INSTRUCTIONS TO FOLLOW
Every line below that contains "remote" is to be copied.

DATA IN THIS EXERCISE

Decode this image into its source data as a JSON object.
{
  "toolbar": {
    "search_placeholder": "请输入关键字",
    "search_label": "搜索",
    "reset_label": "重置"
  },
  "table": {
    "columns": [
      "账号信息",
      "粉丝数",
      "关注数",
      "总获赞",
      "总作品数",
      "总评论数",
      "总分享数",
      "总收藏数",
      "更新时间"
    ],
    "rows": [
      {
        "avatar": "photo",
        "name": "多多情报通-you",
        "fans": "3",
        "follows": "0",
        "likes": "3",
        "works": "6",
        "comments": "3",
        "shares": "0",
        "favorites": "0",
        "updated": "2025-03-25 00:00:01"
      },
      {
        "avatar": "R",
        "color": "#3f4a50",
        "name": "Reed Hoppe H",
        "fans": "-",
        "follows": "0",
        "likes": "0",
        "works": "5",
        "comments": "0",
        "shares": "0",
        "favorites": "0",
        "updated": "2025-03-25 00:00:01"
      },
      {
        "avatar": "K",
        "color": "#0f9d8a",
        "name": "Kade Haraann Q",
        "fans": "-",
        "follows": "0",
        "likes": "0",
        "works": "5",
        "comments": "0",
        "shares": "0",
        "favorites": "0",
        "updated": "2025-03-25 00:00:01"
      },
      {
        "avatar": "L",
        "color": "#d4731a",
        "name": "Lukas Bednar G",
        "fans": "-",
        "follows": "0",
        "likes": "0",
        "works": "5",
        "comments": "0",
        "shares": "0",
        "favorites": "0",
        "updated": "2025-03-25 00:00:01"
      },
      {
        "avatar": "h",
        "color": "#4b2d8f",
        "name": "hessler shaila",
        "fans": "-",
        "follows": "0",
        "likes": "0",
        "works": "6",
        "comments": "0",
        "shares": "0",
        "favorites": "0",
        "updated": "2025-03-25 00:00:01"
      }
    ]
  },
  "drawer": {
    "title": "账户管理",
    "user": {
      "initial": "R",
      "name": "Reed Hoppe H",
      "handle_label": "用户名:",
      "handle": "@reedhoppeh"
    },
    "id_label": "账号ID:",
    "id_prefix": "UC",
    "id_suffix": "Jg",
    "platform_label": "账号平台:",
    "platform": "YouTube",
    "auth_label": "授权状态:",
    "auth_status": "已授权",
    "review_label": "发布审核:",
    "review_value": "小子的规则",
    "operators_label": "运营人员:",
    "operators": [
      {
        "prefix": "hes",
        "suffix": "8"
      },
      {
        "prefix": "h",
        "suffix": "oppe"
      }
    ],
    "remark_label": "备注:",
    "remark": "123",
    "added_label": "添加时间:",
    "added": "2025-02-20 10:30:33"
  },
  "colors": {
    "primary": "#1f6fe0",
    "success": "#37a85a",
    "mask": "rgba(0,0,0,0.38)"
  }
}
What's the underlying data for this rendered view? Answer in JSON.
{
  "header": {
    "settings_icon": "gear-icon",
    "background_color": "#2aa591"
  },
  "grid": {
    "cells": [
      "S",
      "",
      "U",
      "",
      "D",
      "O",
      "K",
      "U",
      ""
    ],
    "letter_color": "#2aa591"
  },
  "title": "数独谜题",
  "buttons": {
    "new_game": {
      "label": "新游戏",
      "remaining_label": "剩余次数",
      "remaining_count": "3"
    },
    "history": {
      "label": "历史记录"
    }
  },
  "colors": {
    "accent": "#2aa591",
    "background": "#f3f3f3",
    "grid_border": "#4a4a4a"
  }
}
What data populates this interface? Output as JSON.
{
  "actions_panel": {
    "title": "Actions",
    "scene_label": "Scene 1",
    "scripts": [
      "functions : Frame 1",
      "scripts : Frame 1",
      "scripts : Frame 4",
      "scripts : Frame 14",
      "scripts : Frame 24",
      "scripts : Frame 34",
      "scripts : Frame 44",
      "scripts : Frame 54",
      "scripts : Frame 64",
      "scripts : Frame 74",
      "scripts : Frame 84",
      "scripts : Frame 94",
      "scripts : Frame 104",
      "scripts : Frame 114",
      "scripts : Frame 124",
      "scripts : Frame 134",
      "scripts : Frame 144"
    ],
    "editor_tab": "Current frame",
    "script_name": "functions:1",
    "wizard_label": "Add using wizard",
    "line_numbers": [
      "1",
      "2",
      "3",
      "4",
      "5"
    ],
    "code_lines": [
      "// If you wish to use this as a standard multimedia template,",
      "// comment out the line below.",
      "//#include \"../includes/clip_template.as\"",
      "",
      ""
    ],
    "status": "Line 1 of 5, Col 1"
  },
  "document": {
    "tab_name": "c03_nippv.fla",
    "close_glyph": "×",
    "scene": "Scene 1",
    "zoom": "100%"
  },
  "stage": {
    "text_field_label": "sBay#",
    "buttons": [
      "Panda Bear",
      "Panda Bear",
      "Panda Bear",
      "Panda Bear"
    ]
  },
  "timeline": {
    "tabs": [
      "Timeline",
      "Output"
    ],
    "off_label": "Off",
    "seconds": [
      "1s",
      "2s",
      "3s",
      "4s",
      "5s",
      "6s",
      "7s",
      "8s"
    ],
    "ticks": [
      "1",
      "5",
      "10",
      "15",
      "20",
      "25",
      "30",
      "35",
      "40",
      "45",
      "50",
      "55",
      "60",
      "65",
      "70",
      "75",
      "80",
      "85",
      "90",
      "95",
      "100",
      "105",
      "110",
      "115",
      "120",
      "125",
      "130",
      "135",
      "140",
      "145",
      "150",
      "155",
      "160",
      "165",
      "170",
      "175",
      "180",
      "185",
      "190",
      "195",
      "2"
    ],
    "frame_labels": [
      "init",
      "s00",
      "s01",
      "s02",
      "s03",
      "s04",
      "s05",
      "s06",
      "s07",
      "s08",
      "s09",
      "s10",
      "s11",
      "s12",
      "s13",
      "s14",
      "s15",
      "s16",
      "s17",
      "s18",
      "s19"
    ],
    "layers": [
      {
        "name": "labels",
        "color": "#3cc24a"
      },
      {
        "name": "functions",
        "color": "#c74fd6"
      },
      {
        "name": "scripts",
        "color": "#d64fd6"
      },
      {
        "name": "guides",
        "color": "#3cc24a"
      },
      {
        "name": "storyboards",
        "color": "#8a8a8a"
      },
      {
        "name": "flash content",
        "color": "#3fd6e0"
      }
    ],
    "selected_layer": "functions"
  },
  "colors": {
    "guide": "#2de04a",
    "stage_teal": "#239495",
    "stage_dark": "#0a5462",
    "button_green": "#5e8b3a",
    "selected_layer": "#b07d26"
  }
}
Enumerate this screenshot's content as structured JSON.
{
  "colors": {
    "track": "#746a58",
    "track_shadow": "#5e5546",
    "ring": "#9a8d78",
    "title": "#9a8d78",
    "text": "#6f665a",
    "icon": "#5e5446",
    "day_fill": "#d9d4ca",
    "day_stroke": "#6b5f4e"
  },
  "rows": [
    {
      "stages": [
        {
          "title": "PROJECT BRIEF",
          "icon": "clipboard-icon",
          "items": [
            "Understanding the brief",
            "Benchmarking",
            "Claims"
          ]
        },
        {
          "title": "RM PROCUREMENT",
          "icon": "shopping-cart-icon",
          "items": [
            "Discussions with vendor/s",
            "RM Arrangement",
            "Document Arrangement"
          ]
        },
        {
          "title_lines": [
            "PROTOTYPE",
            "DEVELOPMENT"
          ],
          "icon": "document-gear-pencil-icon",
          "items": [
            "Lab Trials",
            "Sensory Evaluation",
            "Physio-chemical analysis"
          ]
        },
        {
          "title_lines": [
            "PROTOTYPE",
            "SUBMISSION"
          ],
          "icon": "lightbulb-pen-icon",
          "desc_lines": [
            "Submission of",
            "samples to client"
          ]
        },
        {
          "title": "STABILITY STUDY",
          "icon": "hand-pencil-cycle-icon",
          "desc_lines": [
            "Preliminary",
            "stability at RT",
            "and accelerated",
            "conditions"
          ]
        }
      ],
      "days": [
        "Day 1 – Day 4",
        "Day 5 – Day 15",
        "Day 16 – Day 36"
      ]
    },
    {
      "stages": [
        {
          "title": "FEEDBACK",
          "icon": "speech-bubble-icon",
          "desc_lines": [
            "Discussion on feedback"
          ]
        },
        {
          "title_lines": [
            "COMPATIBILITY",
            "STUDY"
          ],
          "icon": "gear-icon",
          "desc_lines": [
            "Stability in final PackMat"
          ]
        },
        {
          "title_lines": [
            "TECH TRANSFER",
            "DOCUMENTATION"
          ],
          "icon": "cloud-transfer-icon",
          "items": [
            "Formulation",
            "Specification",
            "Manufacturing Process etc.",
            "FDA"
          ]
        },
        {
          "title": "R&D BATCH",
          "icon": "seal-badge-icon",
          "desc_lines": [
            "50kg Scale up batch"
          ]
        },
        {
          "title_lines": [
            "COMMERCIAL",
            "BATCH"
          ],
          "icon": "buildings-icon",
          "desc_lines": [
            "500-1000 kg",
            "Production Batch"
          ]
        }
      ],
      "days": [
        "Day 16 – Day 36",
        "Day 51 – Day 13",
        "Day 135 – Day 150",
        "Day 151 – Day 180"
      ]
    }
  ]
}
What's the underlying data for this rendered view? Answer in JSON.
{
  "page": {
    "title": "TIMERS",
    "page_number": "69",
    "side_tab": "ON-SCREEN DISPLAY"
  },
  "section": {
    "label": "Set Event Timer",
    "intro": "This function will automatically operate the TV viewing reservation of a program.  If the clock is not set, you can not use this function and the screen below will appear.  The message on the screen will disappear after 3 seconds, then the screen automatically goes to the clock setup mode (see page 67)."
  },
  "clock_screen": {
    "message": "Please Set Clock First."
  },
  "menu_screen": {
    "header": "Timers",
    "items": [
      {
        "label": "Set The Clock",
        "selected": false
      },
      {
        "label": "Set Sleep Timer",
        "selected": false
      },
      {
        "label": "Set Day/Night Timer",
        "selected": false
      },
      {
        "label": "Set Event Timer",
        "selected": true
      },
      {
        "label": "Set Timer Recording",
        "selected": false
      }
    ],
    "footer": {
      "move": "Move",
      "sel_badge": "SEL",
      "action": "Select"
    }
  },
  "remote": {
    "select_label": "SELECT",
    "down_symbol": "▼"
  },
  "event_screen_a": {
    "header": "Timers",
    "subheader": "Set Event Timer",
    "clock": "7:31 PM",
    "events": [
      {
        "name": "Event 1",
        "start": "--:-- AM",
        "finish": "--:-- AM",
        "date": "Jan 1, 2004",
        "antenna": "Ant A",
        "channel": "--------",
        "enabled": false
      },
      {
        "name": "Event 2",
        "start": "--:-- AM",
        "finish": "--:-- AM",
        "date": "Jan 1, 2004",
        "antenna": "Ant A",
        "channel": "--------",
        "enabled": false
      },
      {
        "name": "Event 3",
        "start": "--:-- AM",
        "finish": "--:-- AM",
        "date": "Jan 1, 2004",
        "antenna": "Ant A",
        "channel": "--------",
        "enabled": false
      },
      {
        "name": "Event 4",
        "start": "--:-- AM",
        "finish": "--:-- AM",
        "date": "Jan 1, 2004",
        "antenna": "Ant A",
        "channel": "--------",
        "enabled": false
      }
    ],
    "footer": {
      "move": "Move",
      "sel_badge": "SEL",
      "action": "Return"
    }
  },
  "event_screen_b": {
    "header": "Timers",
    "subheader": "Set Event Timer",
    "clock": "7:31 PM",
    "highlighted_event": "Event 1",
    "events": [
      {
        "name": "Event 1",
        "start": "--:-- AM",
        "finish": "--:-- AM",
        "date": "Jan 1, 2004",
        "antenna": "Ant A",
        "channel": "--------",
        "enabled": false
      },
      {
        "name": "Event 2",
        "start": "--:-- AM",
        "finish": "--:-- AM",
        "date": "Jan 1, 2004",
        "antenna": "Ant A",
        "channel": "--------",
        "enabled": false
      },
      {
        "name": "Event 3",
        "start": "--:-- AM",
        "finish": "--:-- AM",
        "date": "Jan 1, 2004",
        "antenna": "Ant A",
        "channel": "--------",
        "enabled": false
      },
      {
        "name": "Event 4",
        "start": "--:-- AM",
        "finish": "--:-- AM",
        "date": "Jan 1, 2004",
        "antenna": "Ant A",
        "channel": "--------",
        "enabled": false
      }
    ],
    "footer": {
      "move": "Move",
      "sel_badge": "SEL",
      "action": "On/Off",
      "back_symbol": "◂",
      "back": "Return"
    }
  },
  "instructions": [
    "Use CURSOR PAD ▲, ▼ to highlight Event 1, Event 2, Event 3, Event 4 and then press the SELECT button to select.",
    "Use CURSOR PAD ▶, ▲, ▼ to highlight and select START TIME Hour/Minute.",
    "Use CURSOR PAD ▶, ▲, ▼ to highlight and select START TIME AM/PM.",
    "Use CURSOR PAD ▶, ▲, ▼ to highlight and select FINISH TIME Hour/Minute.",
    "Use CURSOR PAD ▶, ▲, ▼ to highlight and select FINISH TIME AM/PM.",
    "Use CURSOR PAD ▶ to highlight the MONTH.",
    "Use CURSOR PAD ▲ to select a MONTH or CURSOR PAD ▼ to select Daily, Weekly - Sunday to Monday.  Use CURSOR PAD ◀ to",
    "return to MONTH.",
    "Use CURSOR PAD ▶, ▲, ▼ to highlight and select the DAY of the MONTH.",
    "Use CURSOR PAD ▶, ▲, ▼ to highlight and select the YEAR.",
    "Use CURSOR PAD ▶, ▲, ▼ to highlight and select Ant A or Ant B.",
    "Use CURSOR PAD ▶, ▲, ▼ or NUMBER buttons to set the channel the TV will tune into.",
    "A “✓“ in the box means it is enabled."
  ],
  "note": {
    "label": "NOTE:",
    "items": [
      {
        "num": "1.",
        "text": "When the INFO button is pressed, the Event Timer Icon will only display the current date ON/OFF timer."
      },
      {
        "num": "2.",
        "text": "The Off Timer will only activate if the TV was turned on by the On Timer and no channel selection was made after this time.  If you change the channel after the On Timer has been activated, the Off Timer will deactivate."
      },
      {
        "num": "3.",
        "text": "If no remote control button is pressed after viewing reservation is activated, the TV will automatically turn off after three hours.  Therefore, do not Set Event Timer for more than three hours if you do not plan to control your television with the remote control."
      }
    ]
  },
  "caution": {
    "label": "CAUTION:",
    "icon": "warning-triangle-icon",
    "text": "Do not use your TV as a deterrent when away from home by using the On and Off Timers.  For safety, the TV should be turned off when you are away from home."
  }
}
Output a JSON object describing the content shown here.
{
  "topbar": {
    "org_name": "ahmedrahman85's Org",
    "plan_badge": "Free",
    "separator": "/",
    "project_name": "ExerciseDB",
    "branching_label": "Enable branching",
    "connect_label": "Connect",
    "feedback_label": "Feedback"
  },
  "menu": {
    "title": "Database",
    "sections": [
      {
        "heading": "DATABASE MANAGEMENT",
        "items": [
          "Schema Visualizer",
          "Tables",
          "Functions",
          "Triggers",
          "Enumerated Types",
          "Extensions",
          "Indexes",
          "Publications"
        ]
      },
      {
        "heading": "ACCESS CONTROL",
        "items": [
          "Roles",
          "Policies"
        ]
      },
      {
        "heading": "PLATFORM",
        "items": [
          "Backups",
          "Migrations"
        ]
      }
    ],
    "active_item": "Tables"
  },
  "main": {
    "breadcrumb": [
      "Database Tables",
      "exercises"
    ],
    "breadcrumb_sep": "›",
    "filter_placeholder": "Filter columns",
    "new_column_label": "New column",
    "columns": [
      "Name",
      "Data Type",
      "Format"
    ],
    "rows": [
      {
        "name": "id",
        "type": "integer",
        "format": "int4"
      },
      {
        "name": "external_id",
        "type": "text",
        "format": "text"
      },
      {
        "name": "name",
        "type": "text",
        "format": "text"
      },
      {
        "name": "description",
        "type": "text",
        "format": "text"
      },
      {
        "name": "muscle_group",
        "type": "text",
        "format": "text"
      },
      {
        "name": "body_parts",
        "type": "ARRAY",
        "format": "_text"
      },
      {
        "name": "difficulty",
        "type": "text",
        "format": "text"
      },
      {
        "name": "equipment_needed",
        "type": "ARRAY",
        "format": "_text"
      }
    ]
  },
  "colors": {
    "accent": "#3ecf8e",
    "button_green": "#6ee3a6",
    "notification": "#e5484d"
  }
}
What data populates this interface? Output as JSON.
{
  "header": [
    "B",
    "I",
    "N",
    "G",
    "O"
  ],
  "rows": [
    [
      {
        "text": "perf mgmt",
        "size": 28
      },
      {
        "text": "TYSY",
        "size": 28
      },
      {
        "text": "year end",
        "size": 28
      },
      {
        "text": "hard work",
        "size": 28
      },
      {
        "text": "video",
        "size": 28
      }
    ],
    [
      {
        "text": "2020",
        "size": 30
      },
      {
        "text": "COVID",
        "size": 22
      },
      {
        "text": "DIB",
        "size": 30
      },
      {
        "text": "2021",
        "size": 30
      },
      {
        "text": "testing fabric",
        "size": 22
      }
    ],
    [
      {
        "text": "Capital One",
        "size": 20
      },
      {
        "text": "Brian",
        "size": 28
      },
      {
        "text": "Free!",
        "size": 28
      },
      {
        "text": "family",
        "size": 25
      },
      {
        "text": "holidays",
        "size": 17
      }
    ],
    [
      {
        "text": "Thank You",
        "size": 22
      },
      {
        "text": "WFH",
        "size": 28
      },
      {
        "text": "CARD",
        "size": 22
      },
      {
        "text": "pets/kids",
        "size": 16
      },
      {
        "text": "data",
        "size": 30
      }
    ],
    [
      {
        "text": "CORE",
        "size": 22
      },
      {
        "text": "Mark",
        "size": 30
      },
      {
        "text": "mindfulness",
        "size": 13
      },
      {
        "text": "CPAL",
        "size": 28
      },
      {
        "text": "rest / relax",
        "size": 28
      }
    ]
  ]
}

TASK OUTPUT
  "remote": {
        "text": "If no remote control button is pressed after viewing reservation is activated, the TV will automatically turn off after three hours.  Therefore, do not Set Event Timer for more than three hours if you do not plan to control your television with the remote control."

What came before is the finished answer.